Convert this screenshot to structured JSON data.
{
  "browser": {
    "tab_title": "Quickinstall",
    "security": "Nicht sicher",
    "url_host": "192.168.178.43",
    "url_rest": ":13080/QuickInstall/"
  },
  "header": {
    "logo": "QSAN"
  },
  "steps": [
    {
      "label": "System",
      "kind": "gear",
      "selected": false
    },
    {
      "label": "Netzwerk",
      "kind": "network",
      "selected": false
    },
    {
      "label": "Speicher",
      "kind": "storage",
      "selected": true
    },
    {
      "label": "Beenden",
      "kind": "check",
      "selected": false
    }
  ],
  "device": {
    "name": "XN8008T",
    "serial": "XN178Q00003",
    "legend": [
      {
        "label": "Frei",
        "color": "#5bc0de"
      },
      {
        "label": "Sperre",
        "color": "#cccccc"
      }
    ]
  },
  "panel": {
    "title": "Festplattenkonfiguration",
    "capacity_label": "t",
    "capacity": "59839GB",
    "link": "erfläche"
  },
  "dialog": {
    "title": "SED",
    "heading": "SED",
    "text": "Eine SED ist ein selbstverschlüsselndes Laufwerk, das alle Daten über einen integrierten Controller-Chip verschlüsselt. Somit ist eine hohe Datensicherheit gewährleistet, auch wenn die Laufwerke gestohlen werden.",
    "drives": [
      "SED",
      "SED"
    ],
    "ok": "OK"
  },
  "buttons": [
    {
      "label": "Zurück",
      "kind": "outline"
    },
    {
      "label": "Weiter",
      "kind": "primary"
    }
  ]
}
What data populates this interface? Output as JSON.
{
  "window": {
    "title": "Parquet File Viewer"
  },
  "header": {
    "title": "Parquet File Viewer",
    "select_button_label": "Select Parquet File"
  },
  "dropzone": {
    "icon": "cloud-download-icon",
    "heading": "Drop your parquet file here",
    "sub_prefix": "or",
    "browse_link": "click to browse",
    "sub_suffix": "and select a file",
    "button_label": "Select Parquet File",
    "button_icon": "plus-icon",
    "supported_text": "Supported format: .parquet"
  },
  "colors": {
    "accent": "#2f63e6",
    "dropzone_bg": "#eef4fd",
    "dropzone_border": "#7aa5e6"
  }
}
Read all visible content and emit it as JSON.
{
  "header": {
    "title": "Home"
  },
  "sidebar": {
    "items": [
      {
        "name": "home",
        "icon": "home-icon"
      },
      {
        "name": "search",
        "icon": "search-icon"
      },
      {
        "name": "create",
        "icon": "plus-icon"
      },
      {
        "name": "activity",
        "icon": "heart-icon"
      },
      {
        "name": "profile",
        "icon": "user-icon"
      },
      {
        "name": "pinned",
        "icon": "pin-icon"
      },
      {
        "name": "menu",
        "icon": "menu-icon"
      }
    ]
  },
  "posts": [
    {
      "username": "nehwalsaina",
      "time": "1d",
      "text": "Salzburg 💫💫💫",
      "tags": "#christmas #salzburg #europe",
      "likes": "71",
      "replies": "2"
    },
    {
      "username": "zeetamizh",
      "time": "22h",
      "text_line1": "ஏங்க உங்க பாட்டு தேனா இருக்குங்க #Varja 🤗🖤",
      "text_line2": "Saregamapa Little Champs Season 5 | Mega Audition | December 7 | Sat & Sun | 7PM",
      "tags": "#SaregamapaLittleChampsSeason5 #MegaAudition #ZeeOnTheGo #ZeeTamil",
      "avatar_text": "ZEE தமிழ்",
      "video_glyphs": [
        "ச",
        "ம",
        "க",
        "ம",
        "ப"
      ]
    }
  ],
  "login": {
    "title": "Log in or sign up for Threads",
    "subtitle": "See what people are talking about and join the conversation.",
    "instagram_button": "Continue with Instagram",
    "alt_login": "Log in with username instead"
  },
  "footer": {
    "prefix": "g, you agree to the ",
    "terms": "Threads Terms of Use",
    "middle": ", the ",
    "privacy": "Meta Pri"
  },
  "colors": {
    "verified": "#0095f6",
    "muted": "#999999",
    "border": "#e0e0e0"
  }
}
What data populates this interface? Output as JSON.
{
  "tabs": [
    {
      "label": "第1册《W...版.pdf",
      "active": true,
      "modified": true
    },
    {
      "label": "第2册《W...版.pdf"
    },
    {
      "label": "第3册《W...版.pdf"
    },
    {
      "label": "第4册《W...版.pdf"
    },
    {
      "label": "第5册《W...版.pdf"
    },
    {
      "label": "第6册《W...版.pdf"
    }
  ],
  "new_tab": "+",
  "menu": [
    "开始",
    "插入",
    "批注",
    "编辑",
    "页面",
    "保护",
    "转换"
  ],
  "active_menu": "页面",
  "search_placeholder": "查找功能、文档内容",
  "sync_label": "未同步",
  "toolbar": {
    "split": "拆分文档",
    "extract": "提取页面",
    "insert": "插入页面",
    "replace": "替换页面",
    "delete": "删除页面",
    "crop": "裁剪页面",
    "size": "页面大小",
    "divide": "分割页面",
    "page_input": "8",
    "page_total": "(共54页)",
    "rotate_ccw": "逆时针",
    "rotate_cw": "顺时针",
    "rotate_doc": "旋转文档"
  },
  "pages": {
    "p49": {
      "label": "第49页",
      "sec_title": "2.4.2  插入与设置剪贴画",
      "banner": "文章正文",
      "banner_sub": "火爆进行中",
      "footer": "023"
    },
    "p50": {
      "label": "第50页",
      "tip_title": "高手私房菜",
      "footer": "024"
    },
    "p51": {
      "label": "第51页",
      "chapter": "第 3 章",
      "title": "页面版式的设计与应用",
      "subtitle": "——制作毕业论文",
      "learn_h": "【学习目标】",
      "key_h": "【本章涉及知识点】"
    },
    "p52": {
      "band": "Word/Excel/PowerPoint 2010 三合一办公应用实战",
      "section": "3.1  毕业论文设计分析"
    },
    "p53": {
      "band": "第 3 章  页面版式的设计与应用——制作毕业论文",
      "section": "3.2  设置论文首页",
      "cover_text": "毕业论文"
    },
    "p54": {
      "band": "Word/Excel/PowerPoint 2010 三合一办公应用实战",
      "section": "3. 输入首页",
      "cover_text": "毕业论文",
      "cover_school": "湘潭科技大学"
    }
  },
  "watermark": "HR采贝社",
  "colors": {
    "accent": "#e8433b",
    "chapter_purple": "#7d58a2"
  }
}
━━━━━━━━━━━━━━━━━━━━━━━━━━━━━━
## Exercise goal
Reproduce the material above without altering a single character.

## Worked answer
Convert this screenshot to structured JSON data.
{
  "browser": {
    "tab_title": "Quickinstall",
    "security": "Nicht sicher",
    "url_host": "192.168.178.43",
    "url_rest": ":13080/QuickInstall/"
  },
  "header": {
    "logo": "QSAN"
  },
  "steps": [
    {
      "label": "System",
      "kind": "gear",
      "selected": false
    },
    {
      "label": "Netzwerk",
      "kind": "network",
      "selected": false
    },
    {
      "label": "Speicher",
      "kind": "storage",
      "selected": true
    },
    {
      "label": "Beenden",
      "kind": "check",
      "selected": false
    }
  ],
  "device": {
    "name": "XN8008T",
    "serial": "XN178Q00003",
    "legend": [
      {
        "label": "Frei",
        "color": "#5bc0de"
      },
      {
        "label": "Sperre",
        "color": "#cccccc"
      }
    ]
  },
  "panel": {
    "title": "Festplattenkonfiguration",
    "capacity_label": "t",
    "capacity": "59839GB",
    "link": "erfläche"
  },
  "dialog": {
    "title": "SED",
    "heading": "SED",
    "text": "Eine SED ist ein selbstverschlüsselndes Laufwerk, das alle Daten über einen integrierten Controller-Chip verschlüsselt. Somit ist eine hohe Datensicherheit gewährleistet, auch wenn die Laufwerke gestohlen werden.",
    "drives": [
      "SED",
      "SED"
    ],
    "ok": "OK"
  },
  "buttons": [
    {
      "label": "Zurück",
      "kind": "outline"
    },
    {
      "label": "Weiter",
      "kind": "primary"
    }
  ]
}
What data populates this interface? Output as JSON.
{
  "window": {
    "title": "Parquet File Viewer"
  },
  "header": {
    "title": "Parquet File Viewer",
    "select_button_label": "Select Parquet File"
  },
  "dropzone": {
    "icon": "cloud-download-icon",
    "heading": "Drop your parquet file here",
    "sub_prefix": "or",
    "browse_link": "click to browse",
    "sub_suffix": "and select a file",
    "button_label": "Select Parquet File",
    "button_icon": "plus-icon",
    "supported_text": "Supported format: .parquet"
  },
  "colors": {
    "accent": "#2f63e6",
    "dropzone_bg": "#eef4fd",
    "dropzone_border": "#7aa5e6"
  }
}
Read all visible content and emit it as JSON.
{
  "header": {
    "title": "Home"
  },
  "sidebar": {
    "items": [
      {
        "name": "home",
        "icon": "home-icon"
      },
      {
        "name": "search",
        "icon": "search-icon"
      },
      {
        "name": "create",
        "icon": "plus-icon"
      },
      {
        "name": "activity",
        "icon": "heart-icon"
      },
      {
        "name": "profile",
        "icon": "user-icon"
      },
      {
        "name": "pinned",
        "icon": "pin-icon"
      },
      {
        "name": "menu",
        "icon": "menu-icon"
      }
    ]
  },
  "posts": [
    {
      "username": "nehwalsaina",
      "time": "1d",
      "text": "Salzburg 💫💫💫",
      "tags": "#christmas #salzburg #europe",
      "likes": "71",
      "replies": "2"
    },
    {
      "username": "zeetamizh",
      "time": "22h",
      "text_line1": "ஏங்க உங்க பாட்டு தேனா இருக்குங்க #Varja 🤗🖤",
      "text_line2": "Saregamapa Little Champs Season 5 | Mega Audition | December 7 | Sat & Sun | 7PM",
      "tags": "#SaregamapaLittleChampsSeason5 #MegaAudition #ZeeOnTheGo #ZeeTamil",
      "avatar_text": "ZEE தமிழ்",
      "video_glyphs": [
        "ச",
        "ம",
        "க",
        "ம",
        "ப"
      ]
    }
  ],
  "login": {
    "title": "Log in or sign up for Threads",
    "subtitle": "See what people are talking about and join the conversation.",
    "instagram_button": "Continue with Instagram",
    "alt_login": "Log in with username instead"
  },
  "footer": {
    "prefix": "g, you agree to the ",
    "terms": "Threads Terms of Use",
    "middle": ", the ",
    "privacy": "Meta Pri"
  },
  "colors": {
    "verified": "#0095f6",
    "muted": "#999999",
    "border": "#e0e0e0"
  }
}
What data populates this interface? Output as JSON.
{
  "tabs": [
    {
      "label": "第1册《W...版.pdf",
      "active": true,
      "modified": true
    },
    {
      "label": "第2册《W...版.pdf"
    },
    {
      "label": "第3册《W...版.pdf"
    },
    {
      "label": "第4册《W...版.pdf"
    },
    {
      "label": "第5册《W...版.pdf"
    },
    {
      "label": "第6册《W...版.pdf"
    }
  ],
  "new_tab": "+",
  "menu": [
    "开始",
    "插入",
    "批注",
    "编辑",
    "页面",
    "保护",
    "转换"
  ],
  "active_menu": "页面",
  "search_placeholder": "查找功能、文档内容",
  "sync_label": "未同步",
  "toolbar": {
    "split": "拆分文档",
    "extract": "提取页面",
    "insert": "插入页面",
    "replace": "替换页面",
    "delete": "删除页面",
    "crop": "裁剪页面",
    "size": "页面大小",
    "divide": "分割页面",
    "page_input": "8",
    "page_total": "(共54页)",
    "rotate_ccw": "逆时针",
    "rotate_cw": "顺时针",
    "rotate_doc": "旋转文档"
  },
  "pages": {
    "p49": {
      "label": "第49页",
      "sec_title": "2.4.2  插入与设置剪贴画",
      "banner": "文章正文",
      "banner_sub": "火爆进行中",
      "footer": "023"
    },
    "p50": {
      "label": "第50页",
      "tip_title": "高手私房菜",
      "footer": "024"
    },
    "p51": {
      "label": "第51页",
      "chapter": "第 3 章",
      "title": "页面版式的设计与应用",
      "subtitle": "——制作毕业论文",
      "learn_h": "【学习目标】",
      "key_h": "【本章涉及知识点】"
    },
    "p52": {
      "band": "Word/Excel/PowerPoint 2010 三合一办公应用实战",
      "section": "3.1  毕业论文设计分析"
    },
    "p53": {
      "band": "第 3 章  页面版式的设计与应用——制作毕业论文",
      "section": "3.2  设置论文首页",
      "cover_text": "毕业论文"
    },
    "p54": {
      "band": "Word/Excel/PowerPoint 2010 三合一办公应用实战",
      "section": "3. 输入首页",
      "cover_text": "毕业论文",
      "cover_school": "湘潭科技大学"
    }
  },
  "watermark": "HR采贝社",
  "colors": {
    "accent": "#e8433b",
    "chapter_purple": "#7d58a2"
  }
}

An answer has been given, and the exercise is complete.